Return each entry exactly, with none missing.

Chart and figure data:

^^^^^^^^^^^^^^^^

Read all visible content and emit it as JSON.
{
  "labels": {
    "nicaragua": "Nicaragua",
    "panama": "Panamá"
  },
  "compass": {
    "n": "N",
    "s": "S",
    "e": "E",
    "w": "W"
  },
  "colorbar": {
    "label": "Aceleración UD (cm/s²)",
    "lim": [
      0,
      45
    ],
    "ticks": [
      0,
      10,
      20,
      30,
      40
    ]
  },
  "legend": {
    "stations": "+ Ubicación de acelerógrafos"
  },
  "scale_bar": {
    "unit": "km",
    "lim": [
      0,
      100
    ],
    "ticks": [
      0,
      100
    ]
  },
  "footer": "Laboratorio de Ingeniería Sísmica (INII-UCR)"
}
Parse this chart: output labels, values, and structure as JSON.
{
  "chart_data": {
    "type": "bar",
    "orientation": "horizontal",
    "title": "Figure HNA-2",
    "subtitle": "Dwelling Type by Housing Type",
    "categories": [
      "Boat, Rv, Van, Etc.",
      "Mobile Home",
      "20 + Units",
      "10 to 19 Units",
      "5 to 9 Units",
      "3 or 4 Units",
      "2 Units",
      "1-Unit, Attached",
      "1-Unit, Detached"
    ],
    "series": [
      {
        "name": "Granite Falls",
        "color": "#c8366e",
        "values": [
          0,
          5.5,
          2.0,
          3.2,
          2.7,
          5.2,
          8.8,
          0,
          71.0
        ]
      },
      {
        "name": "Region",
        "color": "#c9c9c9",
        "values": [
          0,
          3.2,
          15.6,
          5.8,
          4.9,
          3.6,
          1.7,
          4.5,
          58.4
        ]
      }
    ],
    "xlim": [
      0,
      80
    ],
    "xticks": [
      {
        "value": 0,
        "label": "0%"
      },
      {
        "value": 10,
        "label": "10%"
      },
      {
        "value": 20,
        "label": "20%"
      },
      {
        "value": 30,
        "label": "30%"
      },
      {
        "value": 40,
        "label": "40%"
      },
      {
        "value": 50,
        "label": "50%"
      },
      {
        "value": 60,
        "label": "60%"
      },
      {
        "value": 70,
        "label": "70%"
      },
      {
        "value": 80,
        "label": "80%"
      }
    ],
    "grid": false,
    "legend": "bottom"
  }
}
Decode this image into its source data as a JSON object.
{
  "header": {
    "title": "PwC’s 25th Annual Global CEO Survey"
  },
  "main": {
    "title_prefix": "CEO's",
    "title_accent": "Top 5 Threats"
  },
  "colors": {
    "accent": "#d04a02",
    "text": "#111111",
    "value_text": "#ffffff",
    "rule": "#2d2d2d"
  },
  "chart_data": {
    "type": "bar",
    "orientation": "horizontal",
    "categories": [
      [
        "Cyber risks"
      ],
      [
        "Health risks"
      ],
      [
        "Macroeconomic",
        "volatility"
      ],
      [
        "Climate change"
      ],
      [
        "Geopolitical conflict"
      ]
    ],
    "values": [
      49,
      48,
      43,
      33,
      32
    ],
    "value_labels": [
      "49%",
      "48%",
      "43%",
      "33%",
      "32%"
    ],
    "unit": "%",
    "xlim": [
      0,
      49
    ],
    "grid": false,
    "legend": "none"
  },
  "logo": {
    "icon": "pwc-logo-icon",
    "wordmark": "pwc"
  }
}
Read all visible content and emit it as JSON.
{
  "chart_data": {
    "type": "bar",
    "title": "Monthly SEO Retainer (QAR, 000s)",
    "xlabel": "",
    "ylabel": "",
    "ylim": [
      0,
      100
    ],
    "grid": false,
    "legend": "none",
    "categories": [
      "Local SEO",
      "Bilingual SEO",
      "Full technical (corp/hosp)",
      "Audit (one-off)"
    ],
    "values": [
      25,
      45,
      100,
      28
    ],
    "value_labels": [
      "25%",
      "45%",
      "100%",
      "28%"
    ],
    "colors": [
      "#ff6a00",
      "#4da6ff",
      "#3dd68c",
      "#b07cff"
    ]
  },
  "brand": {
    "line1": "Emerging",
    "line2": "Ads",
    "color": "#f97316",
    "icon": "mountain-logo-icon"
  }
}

^^^^^^^^^^^^^^^^

Result of the task:
Read all visible content and emit it as JSON.
{
  "labels": {
    "nicaragua": "Nicaragua",
    "panama": "Panamá"
  },
  "compass": {
    "n": "N",
    "s": "S",
    "e": "E",
    "w": "W"
  },
  "colorbar": {
    "label": "Aceleración UD (cm/s²)",
    "lim": [
      0,
      45
    ],
    "ticks": [
      0,
      10,
      20,
      30,
      40
    ]
  },
  "legend": {
    "stations": "+ Ubicación de acelerógrafos"
  },
  "scale_bar": {
    "unit": "km",
    "lim": [
      0,
      100
    ],
    "ticks": [
      0,
      100
    ]
  },
  "footer": "Laboratorio de Ingeniería Sísmica (INII-UCR)"
}
Parse this chart: output labels, values, and structure as JSON.
{
  "chart_data": {
    "type": "bar",
    "orientation": "horizontal",
    "title": "Figure HNA-2",
    "subtitle": "Dwelling Type by Housing Type",
    "categories": [
      "Boat, Rv, Van, Etc.",
      "Mobile Home",
      "20 + Units",
      "10 to 19 Units",
      "5 to 9 Units",
      "3 or 4 Units",
      "2 Units",
      "1-Unit, Attached",
      "1-Unit, Detached"
    ],
    "series": [
      {
        "name": "Granite Falls",
        "color": "#c8366e",
        "values": [
          0,
          5.5,
          2.0,
          3.2,
          2.7,
          5.2,
          8.8,
          0,
          71.0
        ]
      },
      {
        "name": "Region",
        "color": "#c9c9c9",
        "values": [
          0,
          3.2,
          15.6,
          5.8,
          4.9,
          3.6,
          1.7,
          4.5,
          58.4
        ]
      }
    ],
    "xlim": [
      0,
      80
    ],
    "xticks": [
      {
        "value": 0,
        "label": "0%"
      },
      {
        "value": 10,
        "label": "10%"
      },
      {
        "value": 20,
        "label": "20%"
      },
      {
        "value": 30,
        "label": "30%"
      },
      {
        "value": 40,
        "label": "40%"
      },
      {
        "value": 50,
        "label": "50%"
      },
      {
        "value": 60,
        "label": "60%"
      },
      {
        "value": 70,
        "label": "70%"
      },
      {
        "value": 80,
        "label": "80%"
      }
    ],
    "grid": false,
    "legend": "bottom"
  }
}
Decode this image into its source data as a JSON object.
{
  "header": {
    "title": "PwC’s 25th Annual Global CEO Survey"
  },
  "main": {
    "title_prefix": "CEO's",
    "title_accent": "Top 5 Threats"
  },
  "colors": {
    "accent": "#d04a02",
    "text": "#111111",
    "value_text": "#ffffff",
    "rule": "#2d2d2d"
  },
  "chart_data": {
    "type": "bar",
    "orientation": "horizontal",
    "categories": [
      [
        "Cyber risks"
      ],
      [
        "Health risks"
      ],
      [
        "Macroeconomic",
        "volatility"
      ],
      [
        "Climate change"
      ],
      [
        "Geopolitical conflict"
      ]
    ],
    "values": [
      49,
      48,
      43,
      33,
      32
    ],
    "value_labels": [
      "49%",
      "48%",
      "43%",
      "33%",
      "32%"
    ],
    "unit": "%",
    "xlim": [
      0,
      49
    ],
    "grid": false,
    "legend": "none"
  },
  "logo": {
    "icon": "pwc-logo-icon",
    "wordmark": "pwc"
  }
}
Read all visible content and emit it as JSON.
{
  "chart_data": {
    "type": "bar",
    "title": "Monthly SEO Retainer (QAR, 000s)",
    "xlabel": "",
    "ylabel": "",
    "ylim": [
      0,
      100
    ],
    "grid": false,
    "legend": "none",
    "categories": [
      "Local SEO",
      "Bilingual SEO",
      "Full technical (corp/hosp)",
      "Audit (one-off)"
    ],
    "values": [
      25,
      45,
      100,
      28
    ],
    "value_labels": [
      "25%",
      "45%",
      "100%",
      "28%"
    ],
    "colors": [
      "#ff6a00",
      "#4da6ff",
      "#3dd68c",
      "#b07cff"
    ]
  },
  "brand": {
    "line1": "Emerging",
    "line2": "Ads",
    "color": "#f97316",
    "icon": "mountain-logo-icon"
  }
}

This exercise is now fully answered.